━━━ RECORDS

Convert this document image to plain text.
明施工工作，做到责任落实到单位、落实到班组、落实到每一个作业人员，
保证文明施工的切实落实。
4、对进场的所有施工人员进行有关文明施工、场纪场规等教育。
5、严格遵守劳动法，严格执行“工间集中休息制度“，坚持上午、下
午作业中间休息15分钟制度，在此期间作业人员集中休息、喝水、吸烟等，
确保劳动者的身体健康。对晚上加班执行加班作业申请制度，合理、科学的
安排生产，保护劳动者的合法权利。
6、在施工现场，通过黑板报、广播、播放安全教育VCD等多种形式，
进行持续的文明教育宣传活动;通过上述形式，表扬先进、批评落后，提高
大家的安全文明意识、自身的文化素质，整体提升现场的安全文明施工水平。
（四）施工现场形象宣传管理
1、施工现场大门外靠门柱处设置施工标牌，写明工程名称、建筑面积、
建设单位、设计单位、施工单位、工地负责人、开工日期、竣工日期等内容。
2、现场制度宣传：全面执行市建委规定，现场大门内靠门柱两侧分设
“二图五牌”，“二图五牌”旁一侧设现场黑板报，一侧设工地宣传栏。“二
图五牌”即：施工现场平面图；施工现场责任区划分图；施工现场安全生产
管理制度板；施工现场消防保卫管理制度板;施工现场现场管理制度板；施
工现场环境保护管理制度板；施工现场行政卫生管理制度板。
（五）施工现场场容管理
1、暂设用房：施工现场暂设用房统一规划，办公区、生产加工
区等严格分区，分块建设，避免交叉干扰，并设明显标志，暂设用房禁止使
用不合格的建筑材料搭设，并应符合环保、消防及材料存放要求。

━━━━━━

#### AIM
Exactly reproduce the material above.

#### RESULT OF THE EXERCISE
Convert this document image to plain text.
明施工工作，做到责任落实到单位、落实到班组、落实到每一个作业人员，
保证文明施工的切实落实。
4、对进场的所有施工人员进行有关文明施工、场纪场规等教育。
5、严格遵守劳动法，严格执行“工间集中休息制度“，坚持上午、下
午作业中间休息15分钟制度，在此期间作业人员集中休息、喝水、吸烟等，
确保劳动者的身体健康。对晚上加班执行加班作业申请制度，合理、科学的
安排生产，保护劳动者的合法权利。
6、在施工现场，通过黑板报、广播、播放安全教育VCD等多种形式，
进行持续的文明教育宣传活动;通过上述形式，表扬先进、批评落后，提高
大家的安全文明意识、自身的文化素质，整体提升现场的安全文明施工水平。
（四）施工现场形象宣传管理
1、施工现场大门外靠门柱处设置施工标牌，写明工程名称、建筑面积、
建设单位、设计单位、施工单位、工地负责人、开工日期、竣工日期等内容。
2、现场制度宣传：全面执行市建委规定，现场大门内靠门柱两侧分设
“二图五牌”，“二图五牌”旁一侧设现场黑板报，一侧设工地宣传栏。“二
图五牌”即：施工现场平面图；施工现场责任区划分图；施工现场安全生产
管理制度板；施工现场消防保卫管理制度板;施工现场现场管理制度板；施
工现场环境保护管理制度板；施工现场行政卫生管理制度板。
（五）施工现场场容管理
1、暂设用房：施工现场暂设用房统一规划，办公区、生产加工
区等严格分区，分块建设，避免交叉干扰，并设明显标志，暂设用房禁止使
用不合格的建筑材料搭设，并应符合环保、消防及材料存放要求。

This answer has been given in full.